Determine which lines of the records include the word "years", and copy them.

•••••

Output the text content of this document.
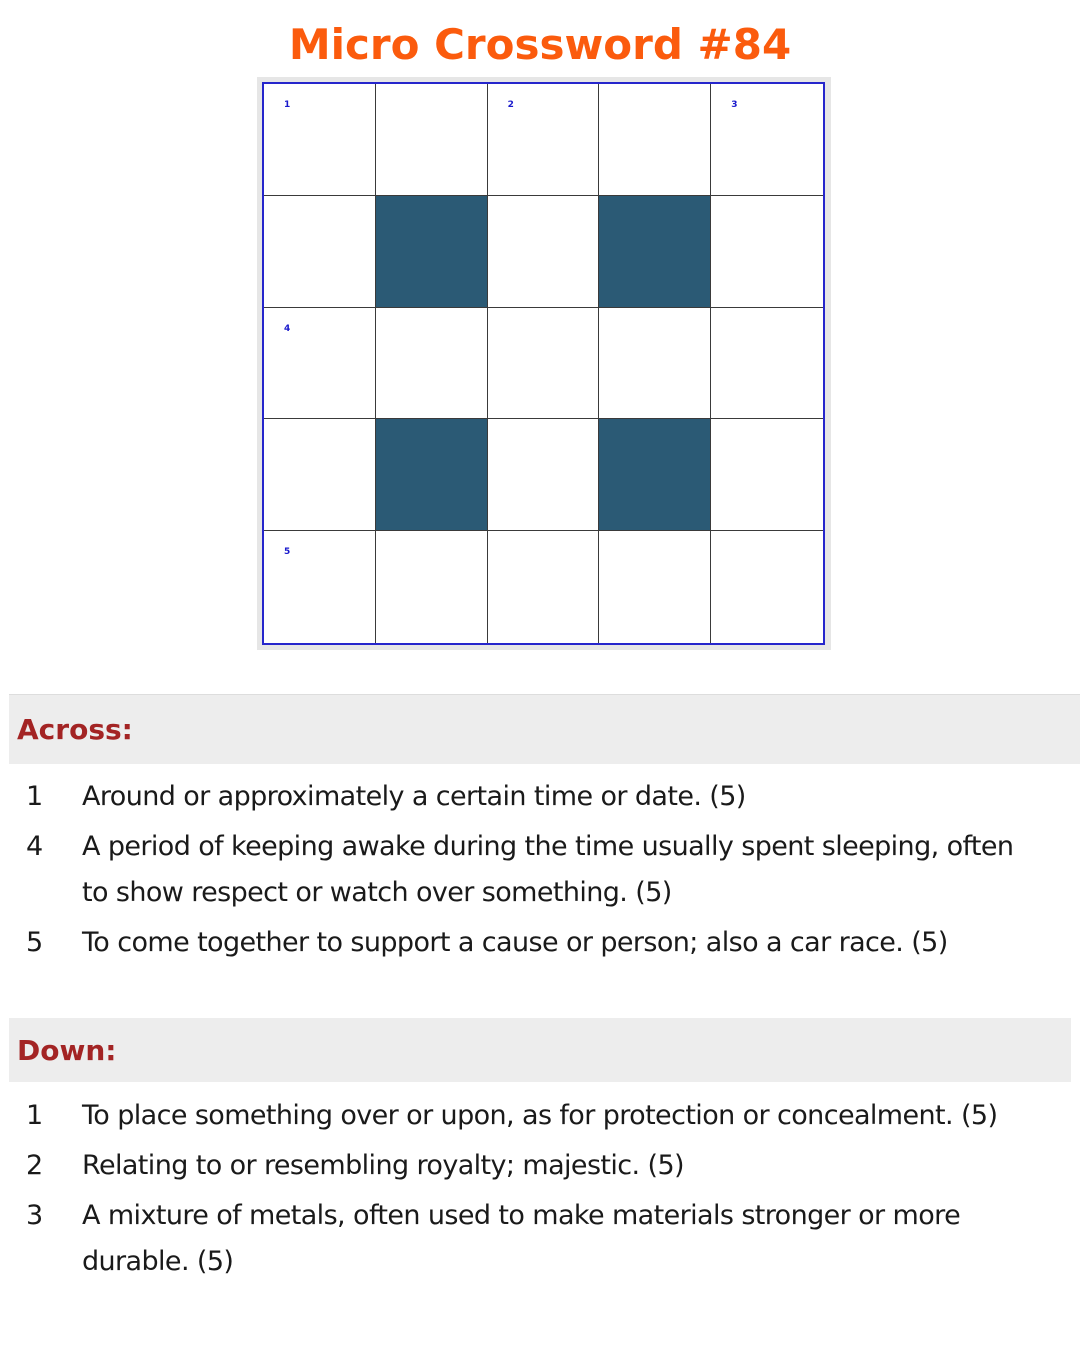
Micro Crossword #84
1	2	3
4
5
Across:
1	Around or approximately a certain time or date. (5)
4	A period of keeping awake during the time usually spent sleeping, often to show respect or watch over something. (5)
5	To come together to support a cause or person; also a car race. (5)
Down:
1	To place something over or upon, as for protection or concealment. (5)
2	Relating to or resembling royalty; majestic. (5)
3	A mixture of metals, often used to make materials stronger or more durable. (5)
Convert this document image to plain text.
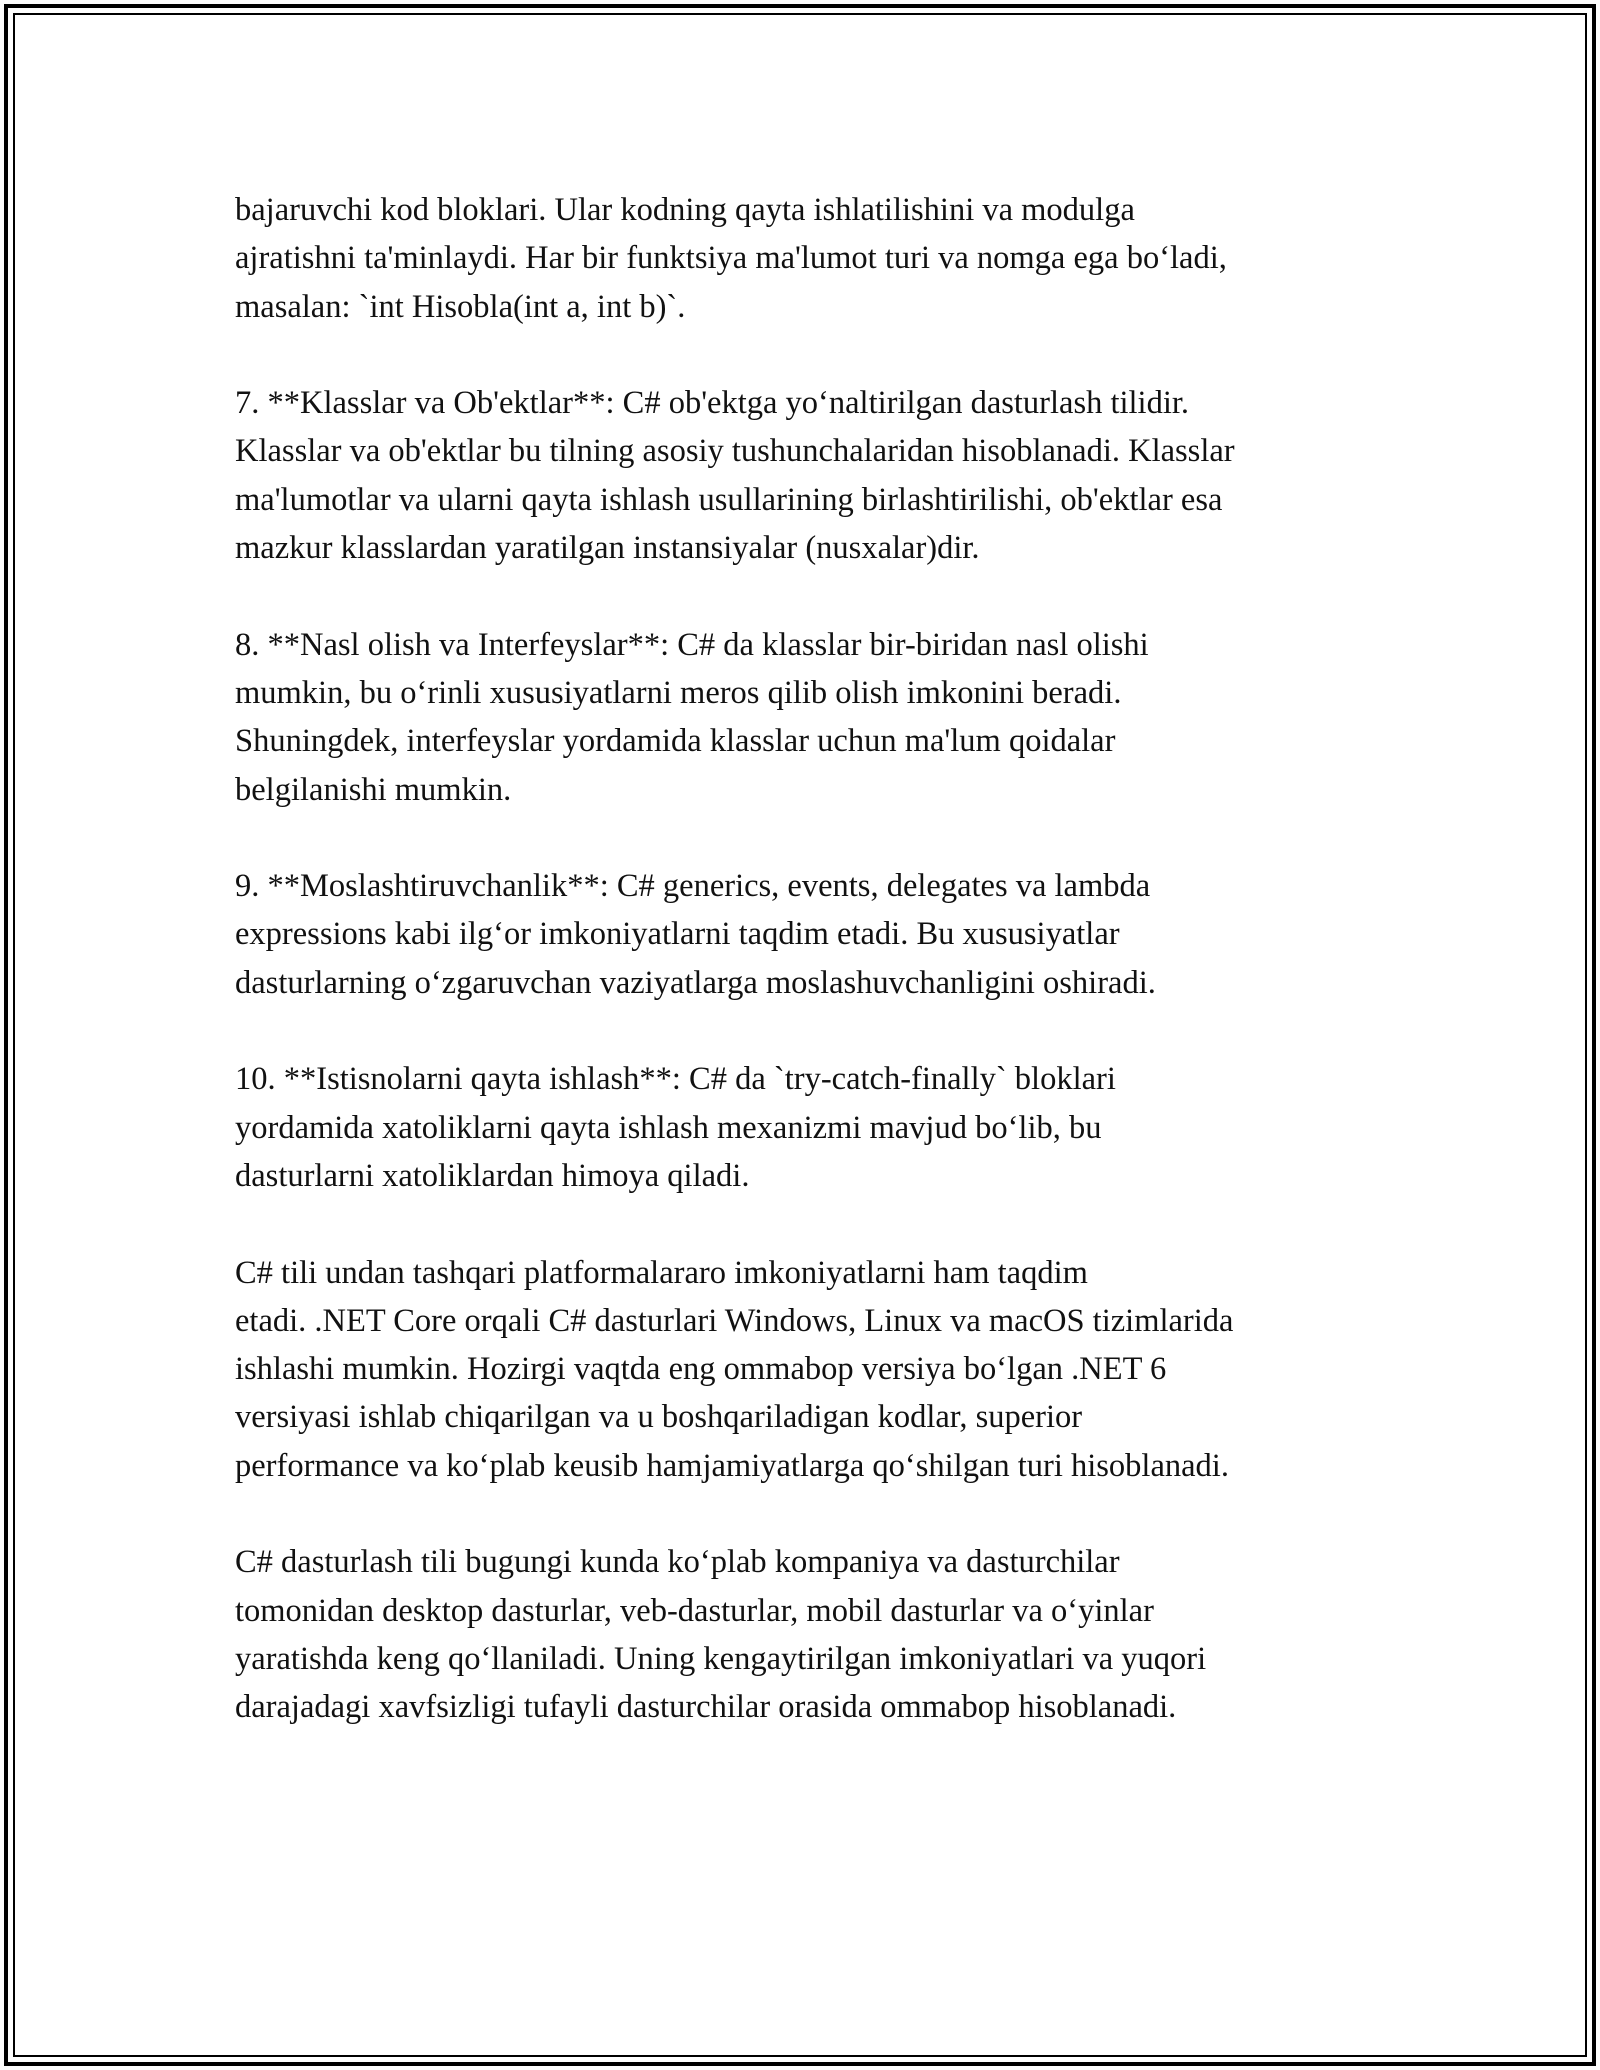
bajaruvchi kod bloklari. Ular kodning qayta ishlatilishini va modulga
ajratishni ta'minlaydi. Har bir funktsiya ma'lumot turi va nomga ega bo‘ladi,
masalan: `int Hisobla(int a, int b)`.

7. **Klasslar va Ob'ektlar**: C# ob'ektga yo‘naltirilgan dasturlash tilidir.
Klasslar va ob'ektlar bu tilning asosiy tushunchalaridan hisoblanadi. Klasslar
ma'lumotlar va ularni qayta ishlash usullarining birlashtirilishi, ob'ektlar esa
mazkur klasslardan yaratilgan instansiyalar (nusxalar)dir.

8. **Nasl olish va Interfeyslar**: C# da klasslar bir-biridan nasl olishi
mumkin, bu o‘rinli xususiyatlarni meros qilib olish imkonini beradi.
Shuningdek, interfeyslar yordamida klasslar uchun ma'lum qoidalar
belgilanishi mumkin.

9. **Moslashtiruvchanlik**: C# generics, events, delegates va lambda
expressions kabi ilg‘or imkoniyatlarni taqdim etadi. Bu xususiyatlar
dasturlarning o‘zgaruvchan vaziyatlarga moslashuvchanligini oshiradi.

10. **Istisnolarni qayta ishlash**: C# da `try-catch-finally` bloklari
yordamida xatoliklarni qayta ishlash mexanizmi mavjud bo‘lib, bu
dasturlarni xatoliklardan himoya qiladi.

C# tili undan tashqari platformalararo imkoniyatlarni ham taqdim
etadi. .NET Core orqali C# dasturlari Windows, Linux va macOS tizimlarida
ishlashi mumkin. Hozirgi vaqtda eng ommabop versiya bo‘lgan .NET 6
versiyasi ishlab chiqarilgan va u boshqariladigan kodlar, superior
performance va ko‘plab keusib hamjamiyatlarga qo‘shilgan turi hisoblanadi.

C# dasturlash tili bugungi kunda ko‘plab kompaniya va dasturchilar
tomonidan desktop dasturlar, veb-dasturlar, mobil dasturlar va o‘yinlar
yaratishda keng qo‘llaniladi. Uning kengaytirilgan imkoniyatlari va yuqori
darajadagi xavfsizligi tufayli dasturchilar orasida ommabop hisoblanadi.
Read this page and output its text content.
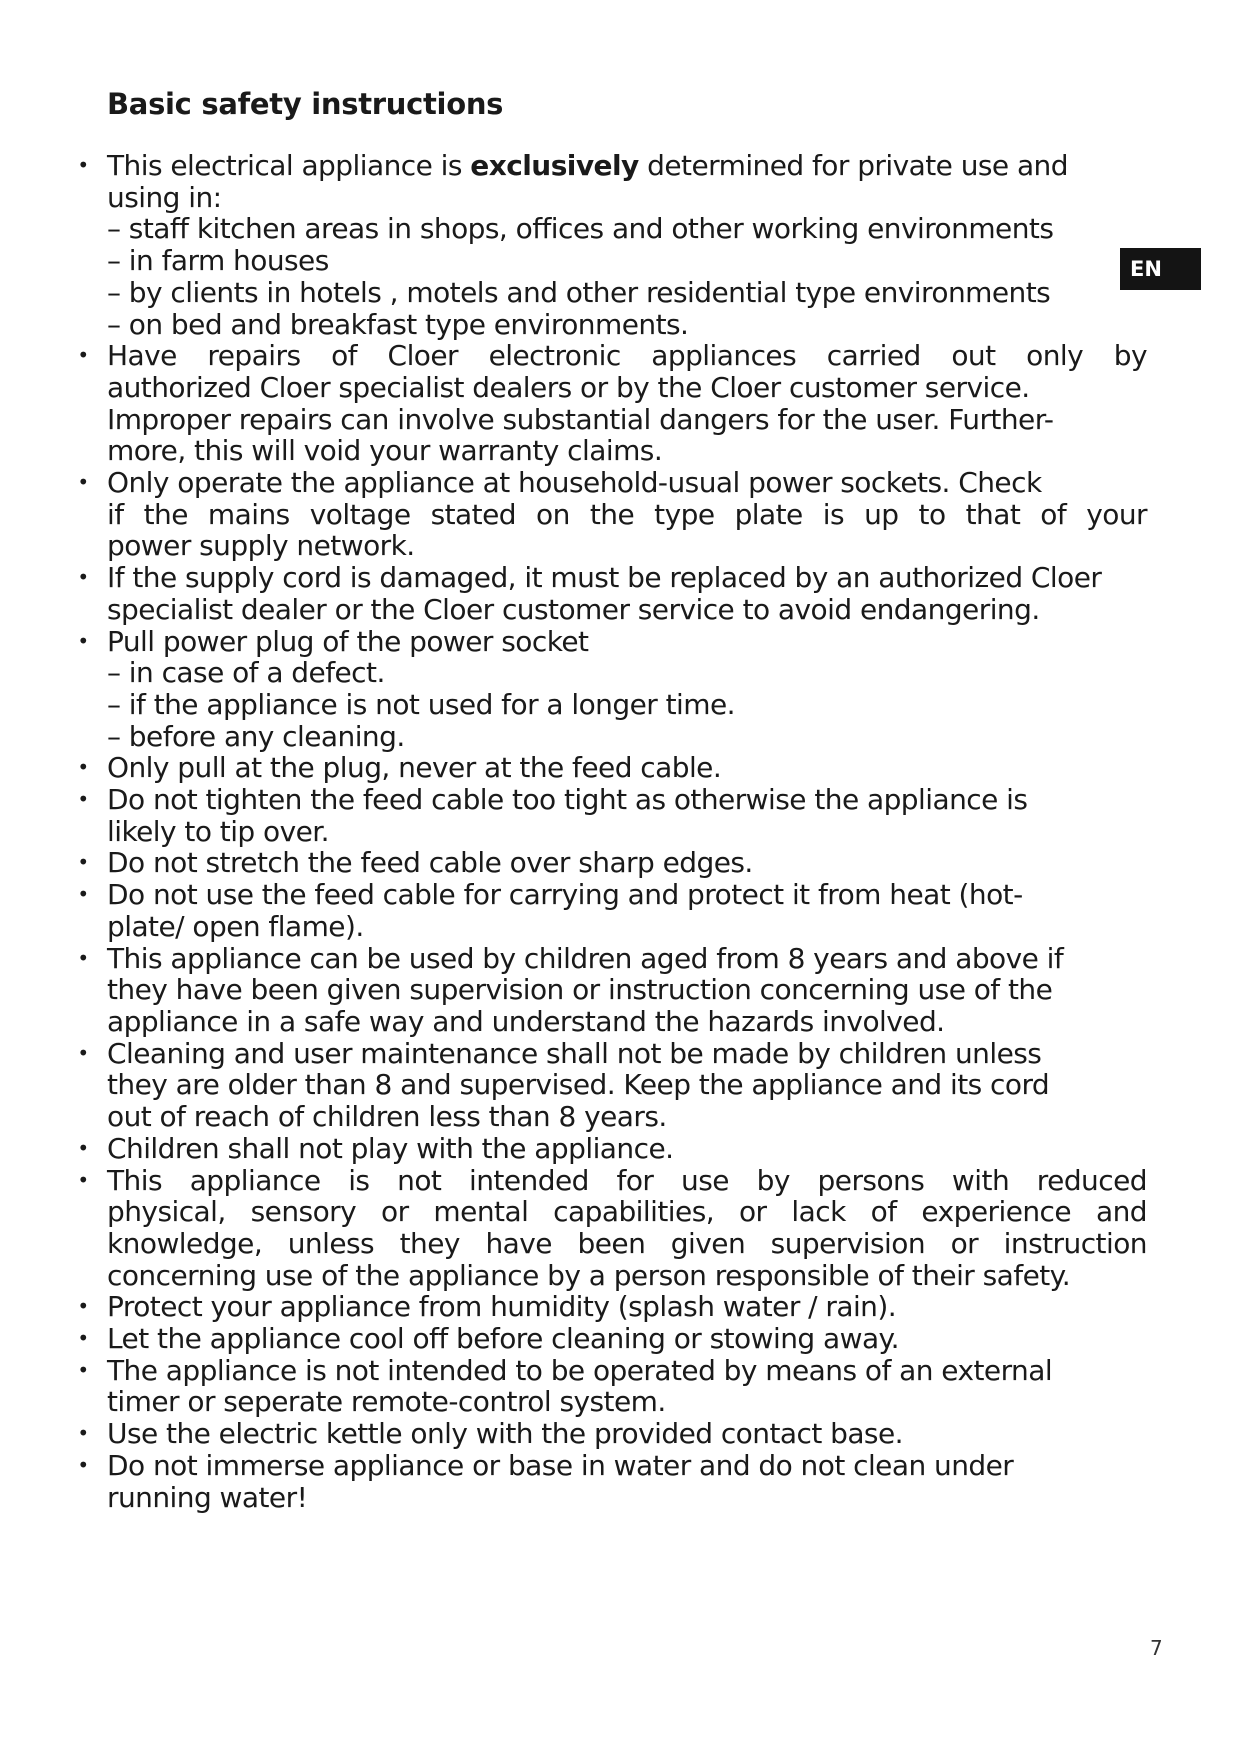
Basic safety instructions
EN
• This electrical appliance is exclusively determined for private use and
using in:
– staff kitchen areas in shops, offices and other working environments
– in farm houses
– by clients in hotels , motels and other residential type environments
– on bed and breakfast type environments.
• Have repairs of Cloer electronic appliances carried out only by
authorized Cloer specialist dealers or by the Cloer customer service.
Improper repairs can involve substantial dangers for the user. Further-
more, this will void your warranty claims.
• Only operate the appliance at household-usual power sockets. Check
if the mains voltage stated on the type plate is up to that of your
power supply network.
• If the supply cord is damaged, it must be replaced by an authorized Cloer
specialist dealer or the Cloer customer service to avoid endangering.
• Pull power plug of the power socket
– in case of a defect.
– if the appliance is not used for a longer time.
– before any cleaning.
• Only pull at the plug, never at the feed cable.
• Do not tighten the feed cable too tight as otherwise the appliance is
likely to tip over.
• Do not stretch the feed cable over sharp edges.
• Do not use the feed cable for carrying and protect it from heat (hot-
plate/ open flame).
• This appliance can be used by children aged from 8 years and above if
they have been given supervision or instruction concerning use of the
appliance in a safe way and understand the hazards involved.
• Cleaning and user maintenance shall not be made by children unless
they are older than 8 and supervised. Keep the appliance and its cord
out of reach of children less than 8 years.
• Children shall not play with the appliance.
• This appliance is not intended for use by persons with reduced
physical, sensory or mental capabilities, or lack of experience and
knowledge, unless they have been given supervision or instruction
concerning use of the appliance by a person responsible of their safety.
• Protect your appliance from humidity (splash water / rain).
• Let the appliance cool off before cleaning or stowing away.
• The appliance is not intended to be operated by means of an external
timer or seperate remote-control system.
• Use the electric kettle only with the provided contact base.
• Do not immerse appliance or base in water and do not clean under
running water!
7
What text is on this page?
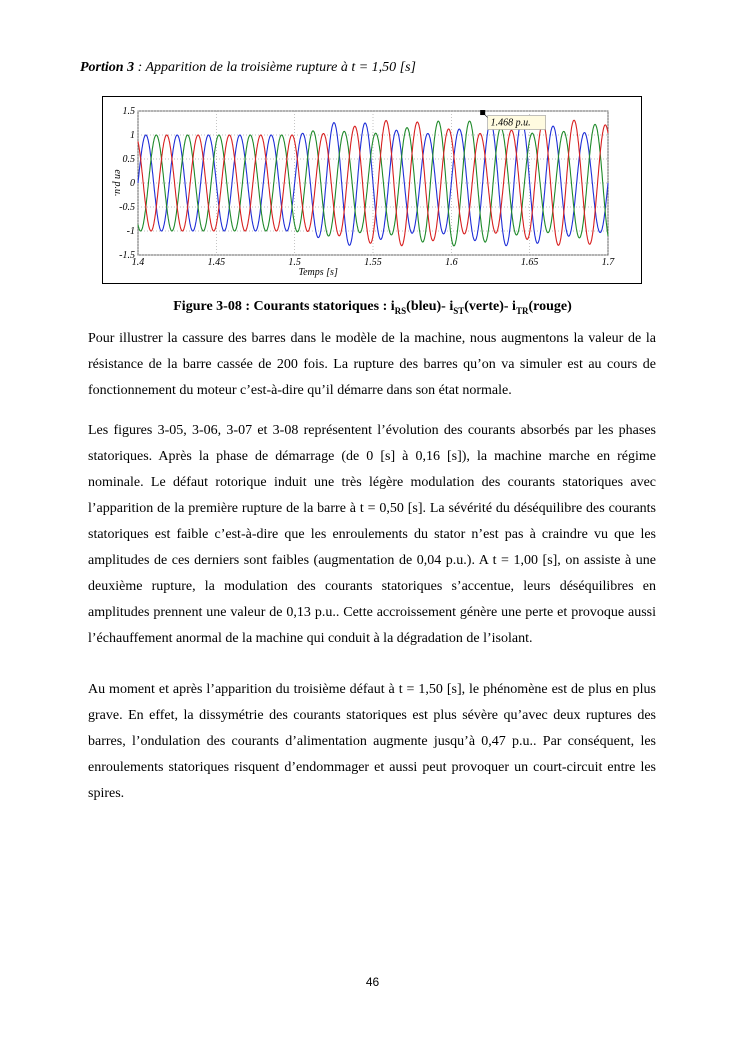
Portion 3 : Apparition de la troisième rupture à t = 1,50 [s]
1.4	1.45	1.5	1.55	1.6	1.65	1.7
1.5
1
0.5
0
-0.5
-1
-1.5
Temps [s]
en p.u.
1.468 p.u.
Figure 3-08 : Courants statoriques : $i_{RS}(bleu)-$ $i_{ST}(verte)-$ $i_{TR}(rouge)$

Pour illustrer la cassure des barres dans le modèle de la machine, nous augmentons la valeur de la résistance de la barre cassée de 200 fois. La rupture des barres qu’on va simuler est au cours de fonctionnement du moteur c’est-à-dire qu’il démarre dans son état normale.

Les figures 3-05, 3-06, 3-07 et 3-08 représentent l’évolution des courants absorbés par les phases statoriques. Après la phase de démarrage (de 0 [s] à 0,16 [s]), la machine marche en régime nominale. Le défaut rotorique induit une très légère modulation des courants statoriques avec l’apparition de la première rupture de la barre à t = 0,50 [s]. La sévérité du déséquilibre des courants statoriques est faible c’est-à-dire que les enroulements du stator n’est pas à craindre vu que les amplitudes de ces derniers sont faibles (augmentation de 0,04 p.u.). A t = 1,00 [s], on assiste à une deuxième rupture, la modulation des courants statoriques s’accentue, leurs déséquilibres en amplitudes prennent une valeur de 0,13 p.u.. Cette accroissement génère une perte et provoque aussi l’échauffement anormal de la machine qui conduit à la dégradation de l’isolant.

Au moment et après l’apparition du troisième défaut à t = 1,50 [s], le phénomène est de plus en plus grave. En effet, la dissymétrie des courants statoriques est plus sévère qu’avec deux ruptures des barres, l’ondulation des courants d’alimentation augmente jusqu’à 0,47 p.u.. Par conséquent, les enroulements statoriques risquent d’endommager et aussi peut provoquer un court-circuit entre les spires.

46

•••••

Task answer →
• This appliance can be used by children aged from 8 years and above if
out of reach of children less than 8 years.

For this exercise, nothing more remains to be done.